§ What the task requires: Across the data below, how many lines hold "coated"? Answer with that number and nothing else.

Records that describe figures

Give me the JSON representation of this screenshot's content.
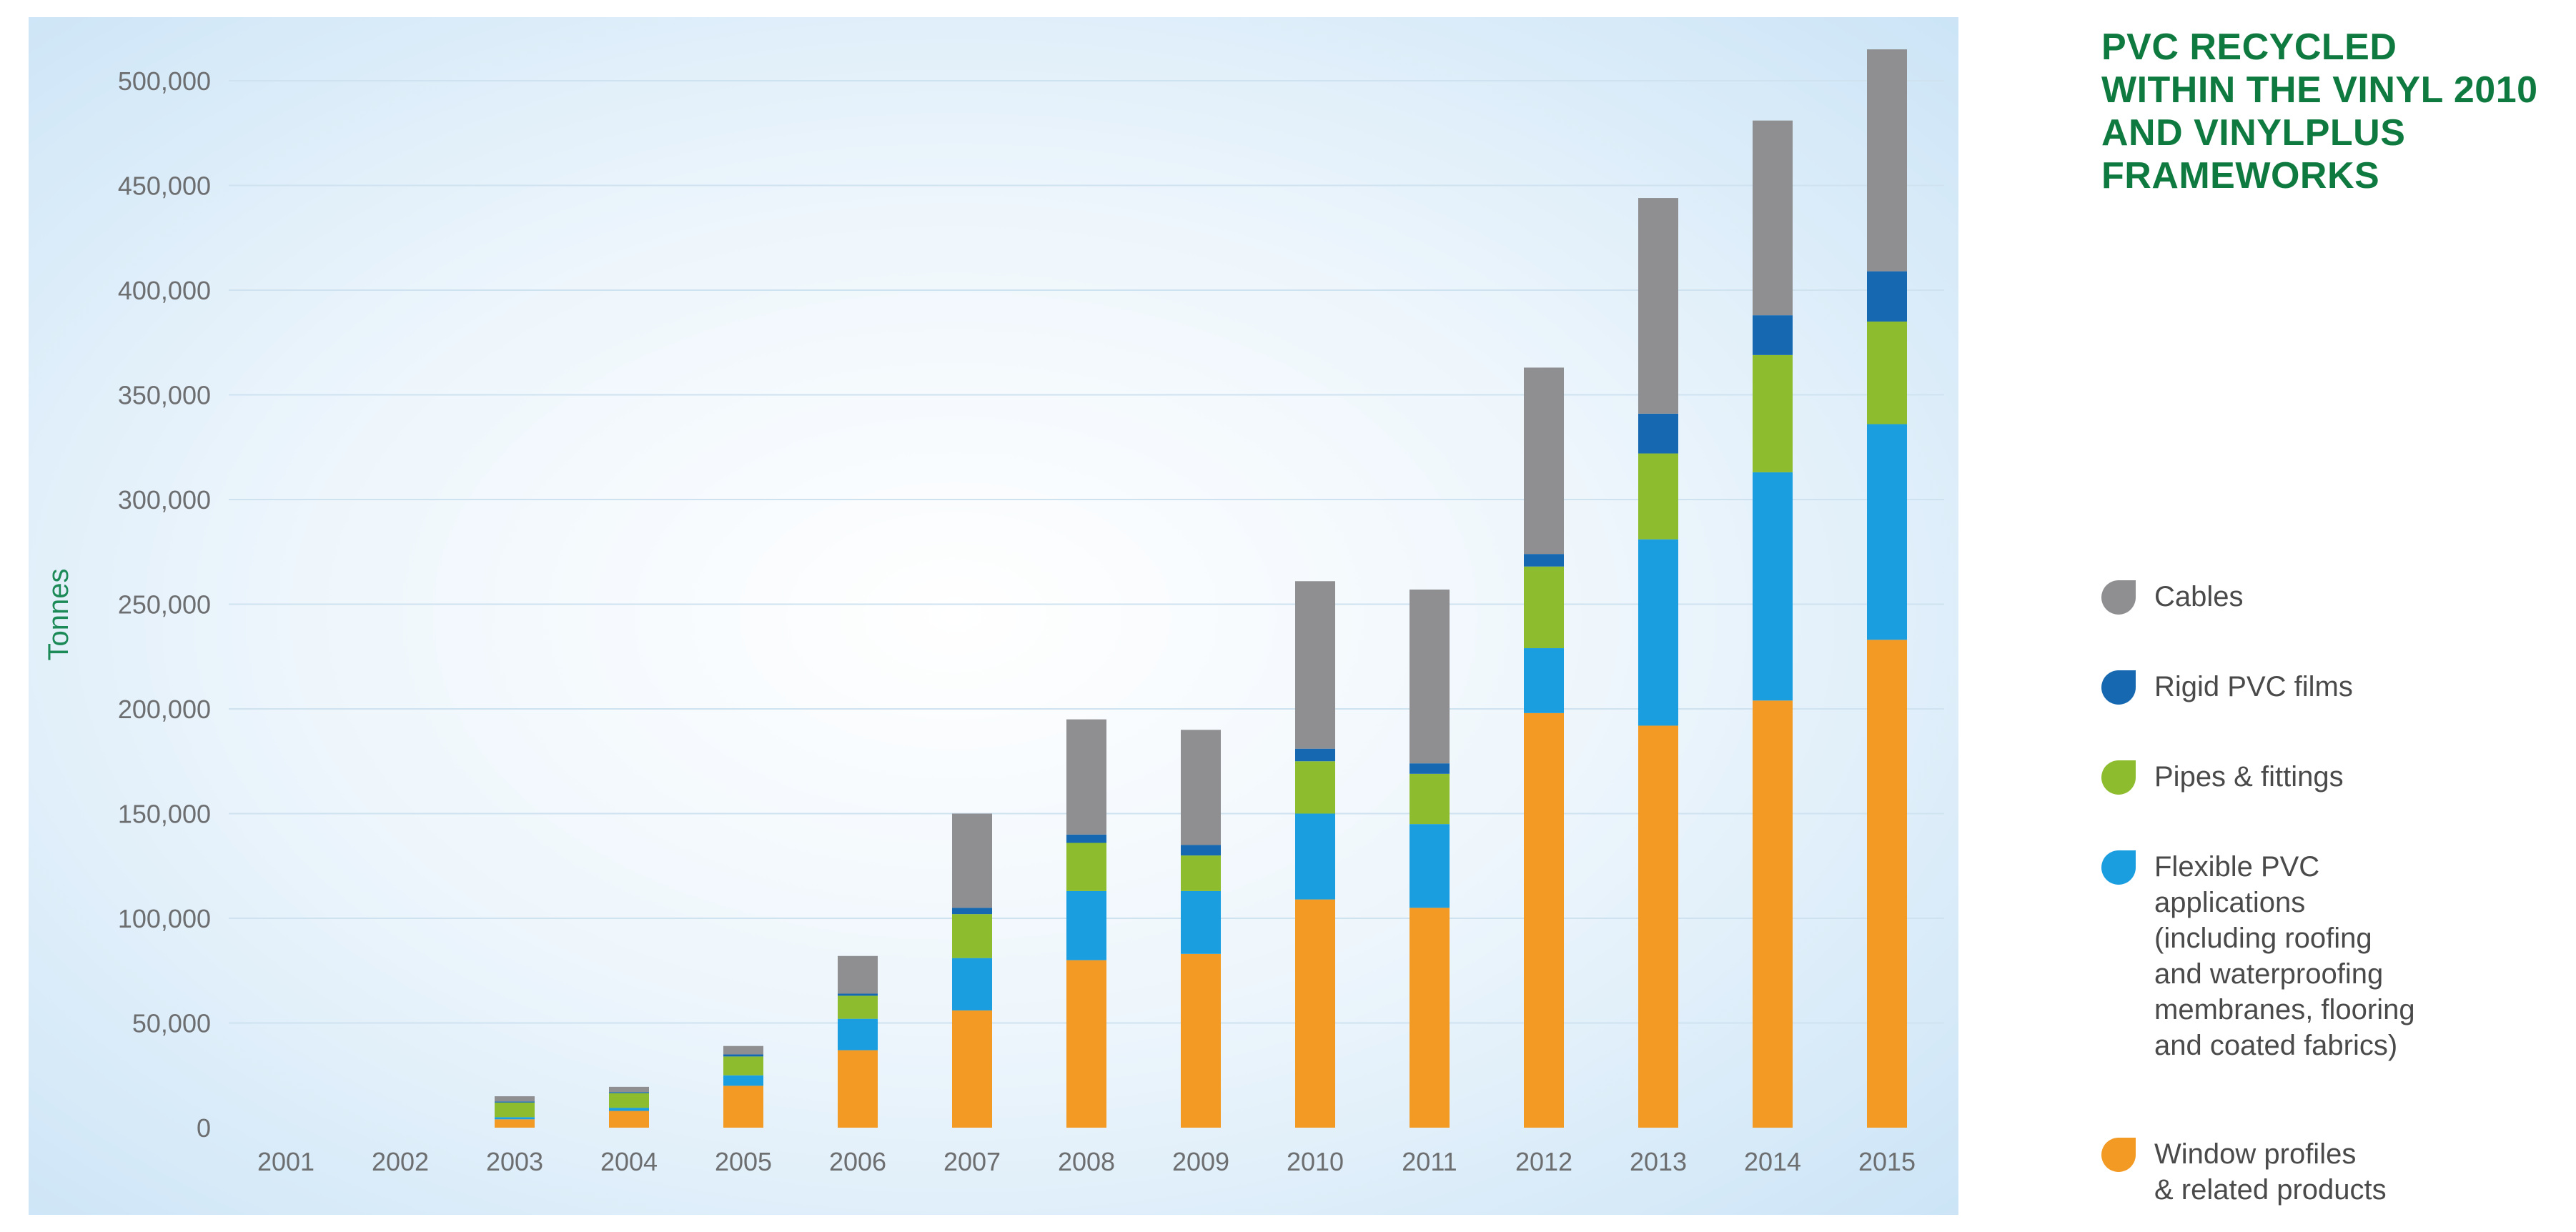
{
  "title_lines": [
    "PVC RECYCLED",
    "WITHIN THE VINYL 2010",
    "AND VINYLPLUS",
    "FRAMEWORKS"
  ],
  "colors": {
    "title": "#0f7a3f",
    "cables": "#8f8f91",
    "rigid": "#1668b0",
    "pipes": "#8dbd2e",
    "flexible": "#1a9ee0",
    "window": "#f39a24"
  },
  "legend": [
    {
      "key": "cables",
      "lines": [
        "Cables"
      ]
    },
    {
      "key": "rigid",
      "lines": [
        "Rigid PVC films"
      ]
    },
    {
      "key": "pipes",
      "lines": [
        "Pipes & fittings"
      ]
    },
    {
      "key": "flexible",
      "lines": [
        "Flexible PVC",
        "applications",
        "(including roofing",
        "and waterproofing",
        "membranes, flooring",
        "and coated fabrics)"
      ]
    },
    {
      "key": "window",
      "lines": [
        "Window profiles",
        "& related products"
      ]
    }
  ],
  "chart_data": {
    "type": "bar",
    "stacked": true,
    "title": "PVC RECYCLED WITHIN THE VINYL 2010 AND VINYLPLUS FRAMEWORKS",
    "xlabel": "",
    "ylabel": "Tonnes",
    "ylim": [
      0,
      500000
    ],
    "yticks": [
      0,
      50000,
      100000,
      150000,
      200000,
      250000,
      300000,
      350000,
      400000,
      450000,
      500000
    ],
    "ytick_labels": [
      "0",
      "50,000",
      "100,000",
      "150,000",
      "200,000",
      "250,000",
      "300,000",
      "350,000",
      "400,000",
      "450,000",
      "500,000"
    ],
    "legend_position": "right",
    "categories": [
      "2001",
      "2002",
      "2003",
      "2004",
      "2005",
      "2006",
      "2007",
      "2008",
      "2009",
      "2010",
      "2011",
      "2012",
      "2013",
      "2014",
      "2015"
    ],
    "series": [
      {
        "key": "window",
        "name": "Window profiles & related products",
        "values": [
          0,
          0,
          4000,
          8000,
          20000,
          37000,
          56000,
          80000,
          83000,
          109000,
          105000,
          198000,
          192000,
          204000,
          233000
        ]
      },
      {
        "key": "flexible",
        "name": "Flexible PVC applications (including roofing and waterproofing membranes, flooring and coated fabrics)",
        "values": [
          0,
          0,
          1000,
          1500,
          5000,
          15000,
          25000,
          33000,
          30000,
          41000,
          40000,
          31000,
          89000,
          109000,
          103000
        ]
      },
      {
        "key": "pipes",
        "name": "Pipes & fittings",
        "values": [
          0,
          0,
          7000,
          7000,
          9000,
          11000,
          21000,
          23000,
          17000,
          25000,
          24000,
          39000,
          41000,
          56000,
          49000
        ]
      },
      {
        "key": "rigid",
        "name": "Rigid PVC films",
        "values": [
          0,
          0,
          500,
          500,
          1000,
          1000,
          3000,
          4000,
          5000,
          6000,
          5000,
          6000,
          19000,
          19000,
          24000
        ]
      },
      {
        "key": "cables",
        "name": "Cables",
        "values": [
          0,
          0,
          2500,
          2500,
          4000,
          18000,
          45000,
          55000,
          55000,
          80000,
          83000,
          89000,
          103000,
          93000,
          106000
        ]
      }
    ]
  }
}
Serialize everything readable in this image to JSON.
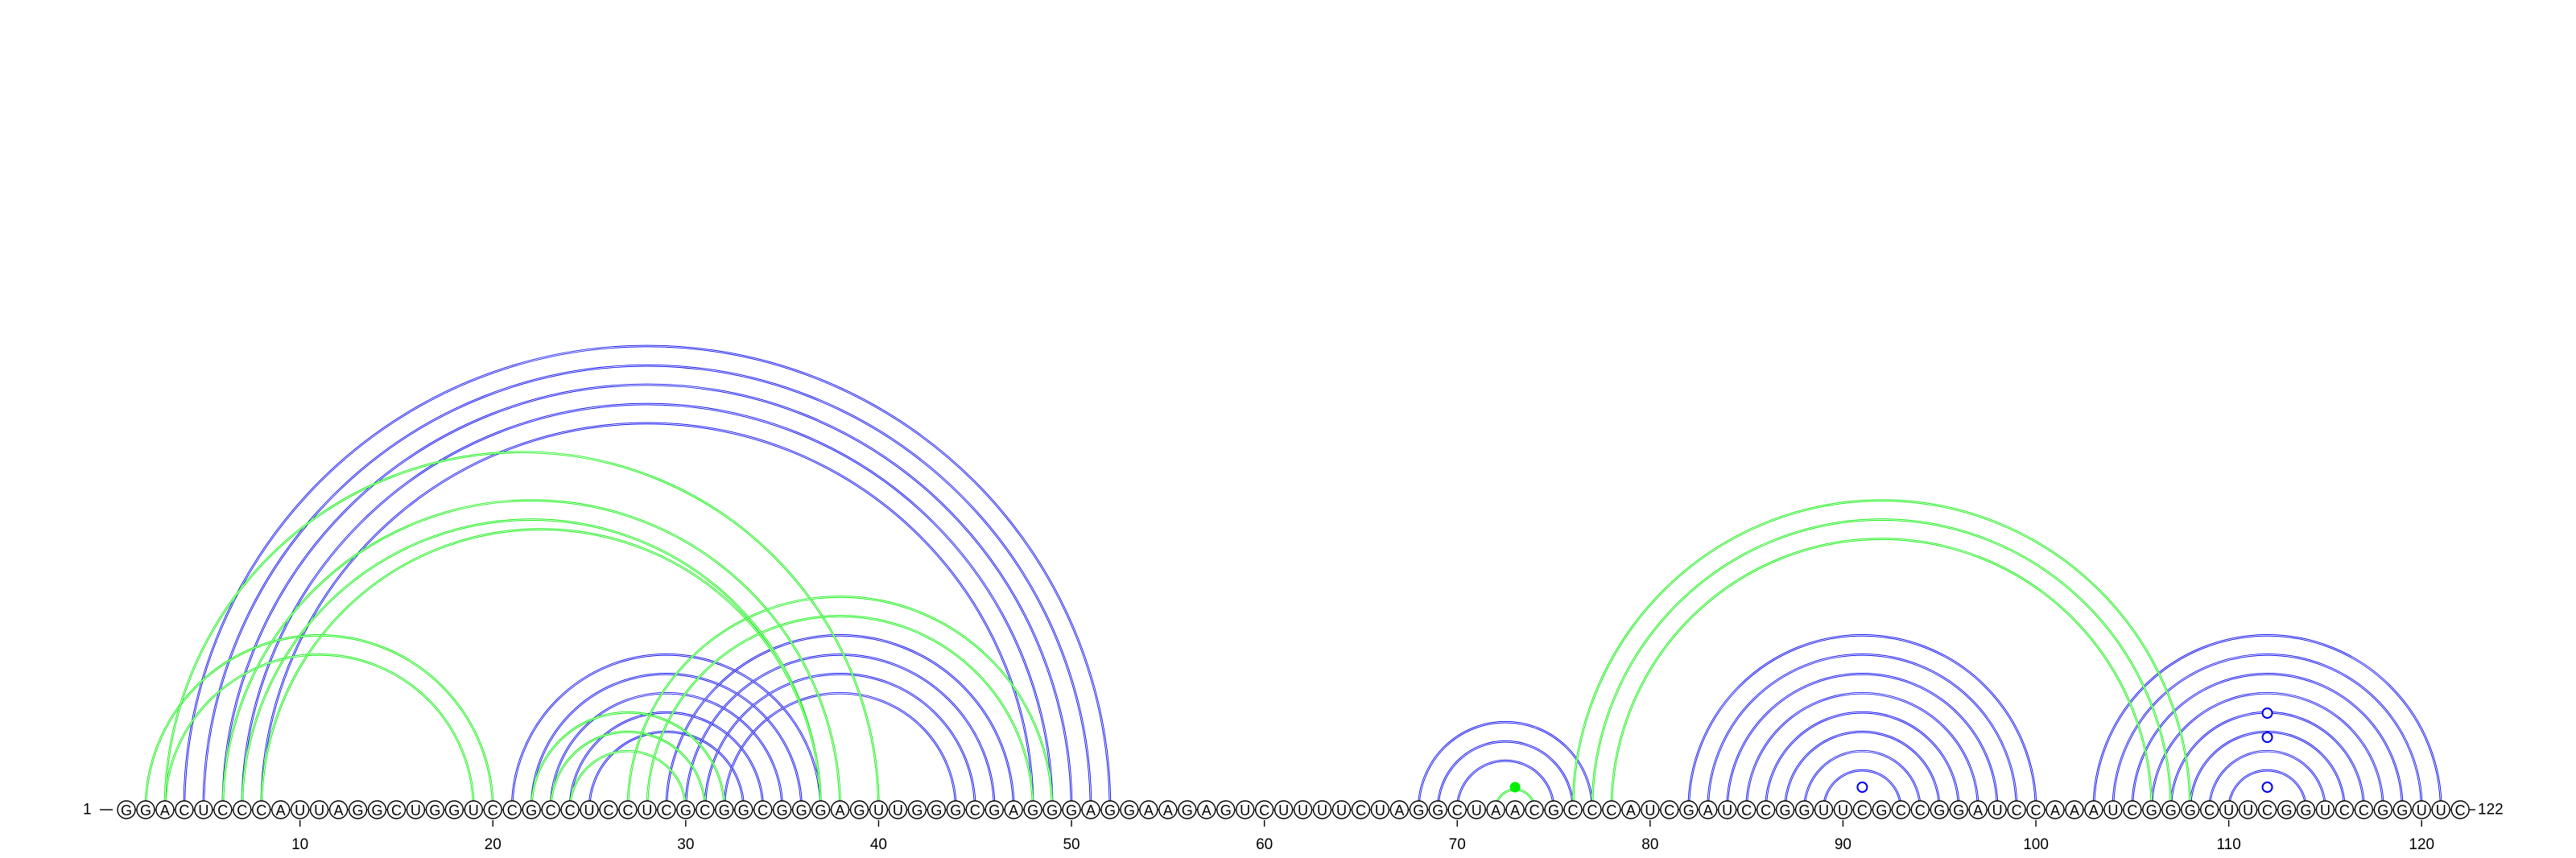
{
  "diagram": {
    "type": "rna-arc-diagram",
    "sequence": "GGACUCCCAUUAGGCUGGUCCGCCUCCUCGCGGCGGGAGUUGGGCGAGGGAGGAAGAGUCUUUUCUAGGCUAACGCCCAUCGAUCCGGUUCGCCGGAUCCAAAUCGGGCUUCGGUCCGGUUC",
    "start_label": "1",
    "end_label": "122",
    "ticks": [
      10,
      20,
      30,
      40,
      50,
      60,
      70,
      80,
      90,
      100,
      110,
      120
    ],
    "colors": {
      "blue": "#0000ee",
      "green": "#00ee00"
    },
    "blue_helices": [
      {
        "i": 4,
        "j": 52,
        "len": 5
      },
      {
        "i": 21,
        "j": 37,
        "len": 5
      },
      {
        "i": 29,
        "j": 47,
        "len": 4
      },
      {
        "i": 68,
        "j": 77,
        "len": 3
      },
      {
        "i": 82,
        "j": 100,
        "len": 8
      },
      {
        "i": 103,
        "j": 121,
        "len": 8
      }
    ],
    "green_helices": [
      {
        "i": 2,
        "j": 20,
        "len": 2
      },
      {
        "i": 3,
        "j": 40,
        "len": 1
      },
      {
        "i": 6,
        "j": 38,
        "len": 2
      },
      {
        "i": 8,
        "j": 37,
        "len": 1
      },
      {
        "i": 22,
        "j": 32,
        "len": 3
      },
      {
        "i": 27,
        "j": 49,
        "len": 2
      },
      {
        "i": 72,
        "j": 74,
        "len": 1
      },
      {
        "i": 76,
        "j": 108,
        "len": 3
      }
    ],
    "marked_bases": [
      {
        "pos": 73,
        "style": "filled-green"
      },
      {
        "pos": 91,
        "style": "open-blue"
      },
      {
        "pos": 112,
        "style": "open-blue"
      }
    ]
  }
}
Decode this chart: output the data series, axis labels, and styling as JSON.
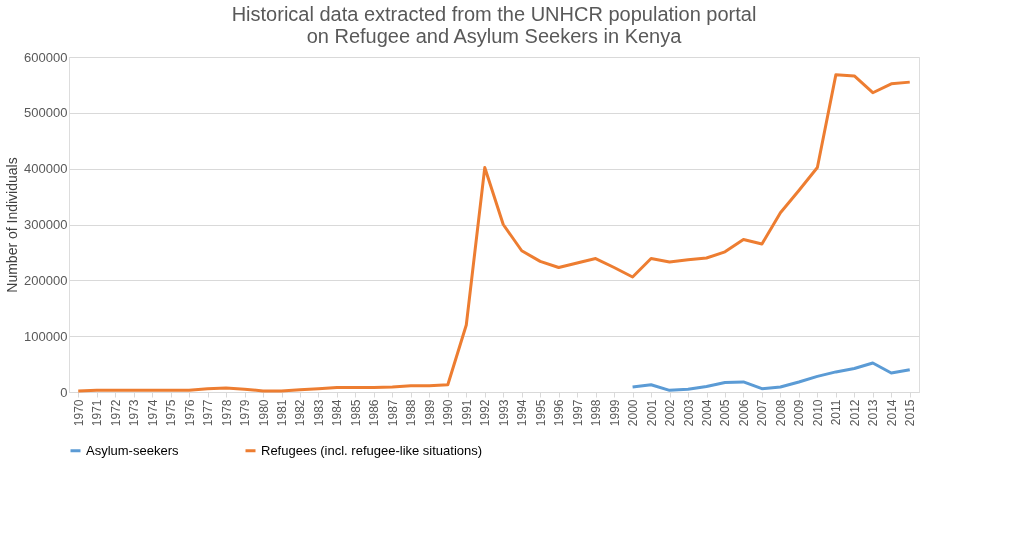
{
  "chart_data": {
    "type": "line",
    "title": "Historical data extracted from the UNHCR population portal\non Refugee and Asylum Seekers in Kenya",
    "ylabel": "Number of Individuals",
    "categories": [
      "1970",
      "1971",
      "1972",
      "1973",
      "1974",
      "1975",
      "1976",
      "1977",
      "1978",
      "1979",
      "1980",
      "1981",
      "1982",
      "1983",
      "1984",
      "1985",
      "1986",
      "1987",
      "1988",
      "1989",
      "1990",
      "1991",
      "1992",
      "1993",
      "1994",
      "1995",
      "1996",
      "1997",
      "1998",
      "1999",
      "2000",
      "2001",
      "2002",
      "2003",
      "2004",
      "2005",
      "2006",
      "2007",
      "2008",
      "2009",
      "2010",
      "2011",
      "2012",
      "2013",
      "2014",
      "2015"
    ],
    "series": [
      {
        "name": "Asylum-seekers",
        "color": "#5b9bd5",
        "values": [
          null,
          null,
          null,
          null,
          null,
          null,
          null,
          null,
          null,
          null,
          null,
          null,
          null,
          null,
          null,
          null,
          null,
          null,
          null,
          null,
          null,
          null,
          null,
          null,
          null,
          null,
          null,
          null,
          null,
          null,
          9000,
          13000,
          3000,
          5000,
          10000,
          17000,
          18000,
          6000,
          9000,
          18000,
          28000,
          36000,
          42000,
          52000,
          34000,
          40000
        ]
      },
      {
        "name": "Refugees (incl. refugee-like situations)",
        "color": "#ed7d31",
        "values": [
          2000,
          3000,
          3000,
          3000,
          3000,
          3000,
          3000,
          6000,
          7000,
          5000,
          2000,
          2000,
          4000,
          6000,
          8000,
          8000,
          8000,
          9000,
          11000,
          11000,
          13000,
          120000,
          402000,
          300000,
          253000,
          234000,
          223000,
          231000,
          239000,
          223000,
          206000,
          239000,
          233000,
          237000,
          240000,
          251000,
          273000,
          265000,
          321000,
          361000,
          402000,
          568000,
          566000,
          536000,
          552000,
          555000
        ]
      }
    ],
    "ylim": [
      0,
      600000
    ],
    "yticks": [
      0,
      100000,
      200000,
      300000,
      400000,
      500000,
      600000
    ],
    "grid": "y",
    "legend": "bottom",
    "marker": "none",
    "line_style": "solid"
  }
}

§ The result: 2